### OBJECTIVE
Repeat all of the data precisely.

+++

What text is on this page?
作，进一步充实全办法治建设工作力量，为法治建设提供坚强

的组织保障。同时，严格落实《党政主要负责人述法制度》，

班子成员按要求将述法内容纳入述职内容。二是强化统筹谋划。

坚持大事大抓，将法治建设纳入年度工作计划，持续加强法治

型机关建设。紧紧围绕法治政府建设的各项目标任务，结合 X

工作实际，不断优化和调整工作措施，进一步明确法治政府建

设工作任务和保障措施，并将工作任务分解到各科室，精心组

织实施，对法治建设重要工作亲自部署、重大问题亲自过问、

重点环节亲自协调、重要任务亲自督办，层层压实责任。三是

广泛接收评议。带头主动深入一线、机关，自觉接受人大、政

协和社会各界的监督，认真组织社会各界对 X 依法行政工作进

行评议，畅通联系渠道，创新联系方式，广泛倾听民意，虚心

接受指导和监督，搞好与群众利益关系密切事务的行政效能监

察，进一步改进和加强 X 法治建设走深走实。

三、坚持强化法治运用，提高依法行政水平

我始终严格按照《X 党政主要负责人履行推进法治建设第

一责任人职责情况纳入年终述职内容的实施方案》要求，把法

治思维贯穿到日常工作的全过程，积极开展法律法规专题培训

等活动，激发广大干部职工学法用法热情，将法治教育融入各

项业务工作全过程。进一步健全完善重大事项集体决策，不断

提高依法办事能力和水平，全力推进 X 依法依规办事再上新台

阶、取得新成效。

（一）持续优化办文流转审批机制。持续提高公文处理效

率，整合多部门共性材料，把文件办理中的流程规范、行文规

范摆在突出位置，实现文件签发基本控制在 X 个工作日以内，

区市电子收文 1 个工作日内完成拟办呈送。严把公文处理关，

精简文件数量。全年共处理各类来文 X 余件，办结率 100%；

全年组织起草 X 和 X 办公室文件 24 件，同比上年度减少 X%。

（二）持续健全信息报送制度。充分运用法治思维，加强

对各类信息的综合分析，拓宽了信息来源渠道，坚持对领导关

+++

### TASK RESULT
What text is on this page?
作，进一步充实全办法治建设工作力量，为法治建设提供坚强

的组织保障。同时，严格落实《党政主要负责人述法制度》，

班子成员按要求将述法内容纳入述职内容。二是强化统筹谋划。

坚持大事大抓，将法治建设纳入年度工作计划，持续加强法治

型机关建设。紧紧围绕法治政府建设的各项目标任务，结合 X

工作实际，不断优化和调整工作措施，进一步明确法治政府建

设工作任务和保障措施，并将工作任务分解到各科室，精心组

织实施，对法治建设重要工作亲自部署、重大问题亲自过问、

重点环节亲自协调、重要任务亲自督办，层层压实责任。三是

广泛接收评议。带头主动深入一线、机关，自觉接受人大、政

协和社会各界的监督，认真组织社会各界对 X 依法行政工作进

行评议，畅通联系渠道，创新联系方式，广泛倾听民意，虚心

接受指导和监督，搞好与群众利益关系密切事务的行政效能监

察，进一步改进和加强 X 法治建设走深走实。

三、坚持强化法治运用，提高依法行政水平

我始终严格按照《X 党政主要负责人履行推进法治建设第

一责任人职责情况纳入年终述职内容的实施方案》要求，把法

治思维贯穿到日常工作的全过程，积极开展法律法规专题培训

等活动，激发广大干部职工学法用法热情，将法治教育融入各

项业务工作全过程。进一步健全完善重大事项集体决策，不断

提高依法办事能力和水平，全力推进 X 依法依规办事再上新台

阶、取得新成效。

（一）持续优化办文流转审批机制。持续提高公文处理效

率，整合多部门共性材料，把文件办理中的流程规范、行文规

范摆在突出位置，实现文件签发基本控制在 X 个工作日以内，

区市电子收文 1 个工作日内完成拟办呈送。严把公文处理关，

精简文件数量。全年共处理各类来文 X 余件，办结率 100%；

全年组织起草 X 和 X 办公室文件 24 件，同比上年度减少 X%。

（二）持续健全信息报送制度。充分运用法治思维，加强

对各类信息的综合分析，拓宽了信息来源渠道，坚持对领导关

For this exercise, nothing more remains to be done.